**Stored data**
________________________

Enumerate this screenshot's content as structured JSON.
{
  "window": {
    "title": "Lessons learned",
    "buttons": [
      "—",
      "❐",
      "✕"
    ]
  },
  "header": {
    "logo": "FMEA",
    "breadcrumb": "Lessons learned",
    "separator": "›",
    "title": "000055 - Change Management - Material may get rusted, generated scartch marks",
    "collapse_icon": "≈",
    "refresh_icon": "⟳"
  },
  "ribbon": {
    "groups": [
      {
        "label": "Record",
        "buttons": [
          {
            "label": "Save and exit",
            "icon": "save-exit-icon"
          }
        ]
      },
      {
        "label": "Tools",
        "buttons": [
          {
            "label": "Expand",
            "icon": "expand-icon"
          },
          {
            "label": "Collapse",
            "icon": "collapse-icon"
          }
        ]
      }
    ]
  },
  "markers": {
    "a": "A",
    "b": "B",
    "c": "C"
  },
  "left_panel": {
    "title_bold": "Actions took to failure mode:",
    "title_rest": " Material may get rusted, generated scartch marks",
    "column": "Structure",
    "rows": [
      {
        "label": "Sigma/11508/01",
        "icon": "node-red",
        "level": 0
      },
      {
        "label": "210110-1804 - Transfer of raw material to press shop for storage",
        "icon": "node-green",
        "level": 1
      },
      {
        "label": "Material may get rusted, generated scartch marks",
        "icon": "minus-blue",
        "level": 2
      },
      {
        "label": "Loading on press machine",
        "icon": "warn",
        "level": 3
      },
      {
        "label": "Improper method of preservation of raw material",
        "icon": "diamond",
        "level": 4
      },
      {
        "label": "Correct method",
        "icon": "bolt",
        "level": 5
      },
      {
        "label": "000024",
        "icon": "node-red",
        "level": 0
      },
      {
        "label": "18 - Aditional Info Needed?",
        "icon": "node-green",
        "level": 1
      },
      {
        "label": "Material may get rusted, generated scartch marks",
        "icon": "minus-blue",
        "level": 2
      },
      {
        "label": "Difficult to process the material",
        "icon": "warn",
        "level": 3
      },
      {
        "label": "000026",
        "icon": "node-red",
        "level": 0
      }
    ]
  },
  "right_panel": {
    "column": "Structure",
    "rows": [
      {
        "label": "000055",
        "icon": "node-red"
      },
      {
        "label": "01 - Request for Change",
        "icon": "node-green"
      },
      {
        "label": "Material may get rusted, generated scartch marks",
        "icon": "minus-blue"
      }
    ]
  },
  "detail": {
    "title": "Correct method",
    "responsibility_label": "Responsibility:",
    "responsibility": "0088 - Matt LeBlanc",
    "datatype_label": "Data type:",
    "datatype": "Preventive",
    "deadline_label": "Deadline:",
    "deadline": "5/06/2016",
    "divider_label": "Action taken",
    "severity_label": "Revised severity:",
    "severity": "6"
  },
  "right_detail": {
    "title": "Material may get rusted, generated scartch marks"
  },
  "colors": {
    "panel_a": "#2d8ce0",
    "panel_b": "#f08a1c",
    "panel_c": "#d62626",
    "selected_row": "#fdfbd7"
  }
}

________________________

**Task details**
The records above must be repeated exactly, every one of them.

**Task output**
Enumerate this screenshot's content as structured JSON.
{
  "window": {
    "title": "Lessons learned",
    "buttons": [
      "—",
      "❐",
      "✕"
    ]
  },
  "header": {
    "logo": "FMEA",
    "breadcrumb": "Lessons learned",
    "separator": "›",
    "title": "000055 - Change Management - Material may get rusted, generated scartch marks",
    "collapse_icon": "≈",
    "refresh_icon": "⟳"
  },
  "ribbon": {
    "groups": [
      {
        "label": "Record",
        "buttons": [
          {
            "label": "Save and exit",
            "icon": "save-exit-icon"
          }
        ]
      },
      {
        "label": "Tools",
        "buttons": [
          {
            "label": "Expand",
            "icon": "expand-icon"
          },
          {
            "label": "Collapse",
            "icon": "collapse-icon"
          }
        ]
      }
    ]
  },
  "markers": {
    "a": "A",
    "b": "B",
    "c": "C"
  },
  "left_panel": {
    "title_bold": "Actions took to failure mode:",
    "title_rest": " Material may get rusted, generated scartch marks",
    "column": "Structure",
    "rows": [
      {
        "label": "Sigma/11508/01",
        "icon": "node-red",
        "level": 0
      },
      {
        "label": "210110-1804 - Transfer of raw material to press shop for storage",
        "icon": "node-green",
        "level": 1
      },
      {
        "label": "Material may get rusted, generated scartch marks",
        "icon": "minus-blue",
        "level": 2
      },
      {
        "label": "Loading on press machine",
        "icon": "warn",
        "level": 3
      },
      {
        "label": "Improper method of preservation of raw material",
        "icon": "diamond",
        "level": 4
      },
      {
        "label": "Correct method",
        "icon": "bolt",
        "level": 5
      },
      {
        "label": "000024",
        "icon": "node-red",
        "level": 0
      },
      {
        "label": "18 - Aditional Info Needed?",
        "icon": "node-green",
        "level": 1
      },
      {
        "label": "Material may get rusted, generated scartch marks",
        "icon": "minus-blue",
        "level": 2
      },
      {
        "label": "Difficult to process the material",
        "icon": "warn",
        "level": 3
      },
      {
        "label": "000026",
        "icon": "node-red",
        "level": 0
      }
    ]
  },
  "right_panel": {
    "column": "Structure",
    "rows": [
      {
        "label": "000055",
        "icon": "node-red"
      },
      {
        "label": "01 - Request for Change",
        "icon": "node-green"
      },
      {
        "label": "Material may get rusted, generated scartch marks",
        "icon": "minus-blue"
      }
    ]
  },
  "detail": {
    "title": "Correct method",
    "responsibility_label": "Responsibility:",
    "responsibility": "0088 - Matt LeBlanc",
    "datatype_label": "Data type:",
    "datatype": "Preventive",
    "deadline_label": "Deadline:",
    "deadline": "5/06/2016",
    "divider_label": "Action taken",
    "severity_label": "Revised severity:",
    "severity": "6"
  },
  "right_detail": {
    "title": "Material may get rusted, generated scartch marks"
  },
  "colors": {
    "panel_a": "#2d8ce0",
    "panel_b": "#f08a1c",
    "panel_c": "#d62626",
    "selected_row": "#fdfbd7"
  }
}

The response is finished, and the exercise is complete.